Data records
============

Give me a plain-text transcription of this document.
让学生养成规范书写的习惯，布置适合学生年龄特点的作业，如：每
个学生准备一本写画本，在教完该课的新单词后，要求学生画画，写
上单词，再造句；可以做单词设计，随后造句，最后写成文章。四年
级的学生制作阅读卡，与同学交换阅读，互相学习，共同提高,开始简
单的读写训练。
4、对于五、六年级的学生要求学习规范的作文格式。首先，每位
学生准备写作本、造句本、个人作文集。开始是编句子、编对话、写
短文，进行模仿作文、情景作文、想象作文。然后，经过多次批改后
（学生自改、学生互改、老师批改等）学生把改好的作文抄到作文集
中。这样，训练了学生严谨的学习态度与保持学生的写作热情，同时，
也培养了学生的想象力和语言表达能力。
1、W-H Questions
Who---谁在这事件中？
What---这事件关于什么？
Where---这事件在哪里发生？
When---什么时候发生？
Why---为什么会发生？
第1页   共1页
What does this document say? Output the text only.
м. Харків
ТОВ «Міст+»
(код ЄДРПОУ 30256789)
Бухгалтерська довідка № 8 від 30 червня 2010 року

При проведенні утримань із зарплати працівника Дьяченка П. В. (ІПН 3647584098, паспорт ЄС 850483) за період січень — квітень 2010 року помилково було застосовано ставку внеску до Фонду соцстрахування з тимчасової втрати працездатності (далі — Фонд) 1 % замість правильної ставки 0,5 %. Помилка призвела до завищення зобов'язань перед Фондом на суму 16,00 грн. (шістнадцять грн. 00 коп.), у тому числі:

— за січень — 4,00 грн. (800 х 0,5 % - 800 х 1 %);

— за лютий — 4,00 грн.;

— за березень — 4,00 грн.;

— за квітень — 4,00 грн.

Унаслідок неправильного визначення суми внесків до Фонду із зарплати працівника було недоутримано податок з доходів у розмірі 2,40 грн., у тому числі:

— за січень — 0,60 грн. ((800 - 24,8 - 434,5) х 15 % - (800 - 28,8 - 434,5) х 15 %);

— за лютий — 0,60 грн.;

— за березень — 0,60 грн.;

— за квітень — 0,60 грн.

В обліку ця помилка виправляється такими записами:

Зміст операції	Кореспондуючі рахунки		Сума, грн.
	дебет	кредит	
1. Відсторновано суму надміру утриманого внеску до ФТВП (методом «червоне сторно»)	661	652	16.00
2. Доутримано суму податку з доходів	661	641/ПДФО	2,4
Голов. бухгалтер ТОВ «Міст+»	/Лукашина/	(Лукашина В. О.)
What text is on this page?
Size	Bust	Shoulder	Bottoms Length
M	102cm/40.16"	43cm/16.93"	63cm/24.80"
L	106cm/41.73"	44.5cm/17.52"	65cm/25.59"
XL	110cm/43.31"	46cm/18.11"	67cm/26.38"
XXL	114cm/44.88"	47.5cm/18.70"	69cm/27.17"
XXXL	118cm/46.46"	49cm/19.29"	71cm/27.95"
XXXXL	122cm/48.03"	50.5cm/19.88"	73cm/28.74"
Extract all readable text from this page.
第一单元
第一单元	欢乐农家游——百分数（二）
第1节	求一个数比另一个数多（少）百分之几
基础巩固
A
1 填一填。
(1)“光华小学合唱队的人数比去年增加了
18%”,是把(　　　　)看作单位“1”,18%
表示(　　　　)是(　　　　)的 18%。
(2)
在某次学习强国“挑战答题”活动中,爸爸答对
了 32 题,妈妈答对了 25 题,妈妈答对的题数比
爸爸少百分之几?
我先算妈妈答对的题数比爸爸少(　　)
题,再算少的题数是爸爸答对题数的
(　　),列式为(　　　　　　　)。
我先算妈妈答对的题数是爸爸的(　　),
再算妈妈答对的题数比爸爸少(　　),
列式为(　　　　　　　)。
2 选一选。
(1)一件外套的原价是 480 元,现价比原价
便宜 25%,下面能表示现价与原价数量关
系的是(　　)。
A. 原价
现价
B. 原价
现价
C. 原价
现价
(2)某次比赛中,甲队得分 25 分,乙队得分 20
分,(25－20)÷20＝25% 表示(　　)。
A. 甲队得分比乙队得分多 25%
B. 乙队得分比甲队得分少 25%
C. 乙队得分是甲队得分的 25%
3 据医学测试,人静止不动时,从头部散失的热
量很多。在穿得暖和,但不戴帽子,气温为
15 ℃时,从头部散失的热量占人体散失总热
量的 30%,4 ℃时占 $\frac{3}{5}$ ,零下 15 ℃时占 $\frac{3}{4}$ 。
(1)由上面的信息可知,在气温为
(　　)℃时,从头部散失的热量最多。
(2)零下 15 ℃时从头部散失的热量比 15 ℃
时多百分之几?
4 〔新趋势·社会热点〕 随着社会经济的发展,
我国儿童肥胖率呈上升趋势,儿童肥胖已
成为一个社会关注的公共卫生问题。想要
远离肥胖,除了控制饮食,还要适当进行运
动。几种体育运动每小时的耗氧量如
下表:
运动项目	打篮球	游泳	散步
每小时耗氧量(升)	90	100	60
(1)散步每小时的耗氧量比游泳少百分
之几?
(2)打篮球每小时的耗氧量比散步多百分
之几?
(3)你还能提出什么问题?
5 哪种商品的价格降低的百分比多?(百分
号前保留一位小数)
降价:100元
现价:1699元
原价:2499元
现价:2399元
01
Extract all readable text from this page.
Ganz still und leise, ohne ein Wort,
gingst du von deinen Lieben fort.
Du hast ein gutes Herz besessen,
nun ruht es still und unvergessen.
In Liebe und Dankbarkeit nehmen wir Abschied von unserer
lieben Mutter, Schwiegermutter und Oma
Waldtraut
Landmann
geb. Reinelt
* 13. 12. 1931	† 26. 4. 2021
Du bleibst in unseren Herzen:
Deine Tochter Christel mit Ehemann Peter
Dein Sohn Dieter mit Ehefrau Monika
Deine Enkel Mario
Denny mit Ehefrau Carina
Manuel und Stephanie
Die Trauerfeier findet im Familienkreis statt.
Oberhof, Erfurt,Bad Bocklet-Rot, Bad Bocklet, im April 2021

============

### Problem description
Type out the full listing again, exactly as given.

### Output for this task
Give me a plain-text transcription of this document.
让学生养成规范书写的习惯，布置适合学生年龄特点的作业，如：每
个学生准备一本写画本，在教完该课的新单词后，要求学生画画，写
上单词，再造句；可以做单词设计，随后造句，最后写成文章。四年
级的学生制作阅读卡，与同学交换阅读，互相学习，共同提高,开始简
单的读写训练。
4、对于五、六年级的学生要求学习规范的作文格式。首先，每位
学生准备写作本、造句本、个人作文集。开始是编句子、编对话、写
短文，进行模仿作文、情景作文、想象作文。然后，经过多次批改后
（学生自改、学生互改、老师批改等）学生把改好的作文抄到作文集
中。这样，训练了学生严谨的学习态度与保持学生的写作热情，同时，
也培养了学生的想象力和语言表达能力。
1、W-H Questions
Who---谁在这事件中？
What---这事件关于什么？
Where---这事件在哪里发生？
When---什么时候发生？
Why---为什么会发生？
第1页   共1页
What does this document say? Output the text only.
м. Харків
ТОВ «Міст+»
(код ЄДРПОУ 30256789)
Бухгалтерська довідка № 8 від 30 червня 2010 року

При проведенні утримань із зарплати працівника Дьяченка П. В. (ІПН 3647584098, паспорт ЄС 850483) за період січень — квітень 2010 року помилково було застосовано ставку внеску до Фонду соцстрахування з тимчасової втрати працездатності (далі — Фонд) 1 % замість правильної ставки 0,5 %. Помилка призвела до завищення зобов'язань перед Фондом на суму 16,00 грн. (шістнадцять грн. 00 коп.), у тому числі:

— за січень — 4,00 грн. (800 х 0,5 % - 800 х 1 %);

— за лютий — 4,00 грн.;

— за березень — 4,00 грн.;

— за квітень — 4,00 грн.

Унаслідок неправильного визначення суми внесків до Фонду із зарплати працівника було недоутримано податок з доходів у розмірі 2,40 грн., у тому числі:

— за січень — 0,60 грн. ((800 - 24,8 - 434,5) х 15 % - (800 - 28,8 - 434,5) х 15 %);

— за лютий — 0,60 грн.;

— за березень — 0,60 грн.;

— за квітень — 0,60 грн.

В обліку ця помилка виправляється такими записами:

Зміст операції	Кореспондуючі рахунки		Сума, грн.
	дебет	кредит	
1. Відсторновано суму надміру утриманого внеску до ФТВП (методом «червоне сторно»)	661	652	16.00
2. Доутримано суму податку з доходів	661	641/ПДФО	2,4
Голов. бухгалтер ТОВ «Міст+»	/Лукашина/	(Лукашина В. О.)
What text is on this page?
Size	Bust	Shoulder	Bottoms Length
M	102cm/40.16"	43cm/16.93"	63cm/24.80"
L	106cm/41.73"	44.5cm/17.52"	65cm/25.59"
XL	110cm/43.31"	46cm/18.11"	67cm/26.38"
XXL	114cm/44.88"	47.5cm/18.70"	69cm/27.17"
XXXL	118cm/46.46"	49cm/19.29"	71cm/27.95"
XXXXL	122cm/48.03"	50.5cm/19.88"	73cm/28.74"
Extract all readable text from this page.
第一单元
第一单元	欢乐农家游——百分数（二）
第1节	求一个数比另一个数多（少）百分之几
基础巩固
A
1 填一填。
(1)“光华小学合唱队的人数比去年增加了
18%”,是把(　　　　)看作单位“1”,18%
表示(　　　　)是(　　　　)的 18%。
(2)
在某次学习强国“挑战答题”活动中,爸爸答对
了 32 题,妈妈答对了 25 题,妈妈答对的题数比
爸爸少百分之几?
我先算妈妈答对的题数比爸爸少(　　)
题,再算少的题数是爸爸答对题数的
(　　),列式为(　　　　　　　)。
我先算妈妈答对的题数是爸爸的(　　),
再算妈妈答对的题数比爸爸少(　　),
列式为(　　　　　　　)。
2 选一选。
(1)一件外套的原价是 480 元,现价比原价
便宜 25%,下面能表示现价与原价数量关
系的是(　　)。
A. 原价
现价
B. 原价
现价
C. 原价
现价
(2)某次比赛中,甲队得分 25 分,乙队得分 20
分,(25－20)÷20＝25% 表示(　　)。
A. 甲队得分比乙队得分多 25%
B. 乙队得分比甲队得分少 25%
C. 乙队得分是甲队得分的 25%
3 据医学测试,人静止不动时,从头部散失的热
量很多。在穿得暖和,但不戴帽子,气温为
15 ℃时,从头部散失的热量占人体散失总热
量的 30%,4 ℃时占 $\frac{3}{5}$ ,零下 15 ℃时占 $\frac{3}{4}$ 。
(1)由上面的信息可知,在气温为
(　　)℃时,从头部散失的热量最多。
(2)零下 15 ℃时从头部散失的热量比 15 ℃
时多百分之几?
4 〔新趋势·社会热点〕 随着社会经济的发展,
我国儿童肥胖率呈上升趋势,儿童肥胖已
成为一个社会关注的公共卫生问题。想要
远离肥胖,除了控制饮食,还要适当进行运
动。几种体育运动每小时的耗氧量如
下表:
运动项目	打篮球	游泳	散步
每小时耗氧量(升)	90	100	60
(1)散步每小时的耗氧量比游泳少百分
之几?
(2)打篮球每小时的耗氧量比散步多百分
之几?
(3)你还能提出什么问题?
5 哪种商品的价格降低的百分比多?(百分
号前保留一位小数)
降价:100元
现价:1699元
原价:2499元
现价:2399元
01
Extract all readable text from this page.
Ganz still und leise, ohne ein Wort,
gingst du von deinen Lieben fort.
Du hast ein gutes Herz besessen,
nun ruht es still und unvergessen.
In Liebe und Dankbarkeit nehmen wir Abschied von unserer
lieben Mutter, Schwiegermutter und Oma
Waldtraut
Landmann
geb. Reinelt
* 13. 12. 1931	† 26. 4. 2021
Du bleibst in unseren Herzen:
Deine Tochter Christel mit Ehemann Peter
Dein Sohn Dieter mit Ehefrau Monika
Deine Enkel Mario
Denny mit Ehefrau Carina
Manuel und Stephanie
Die Trauerfeier findet im Familienkreis statt.
Oberhof, Erfurt,Bad Bocklet-Rot, Bad Bocklet, im April 2021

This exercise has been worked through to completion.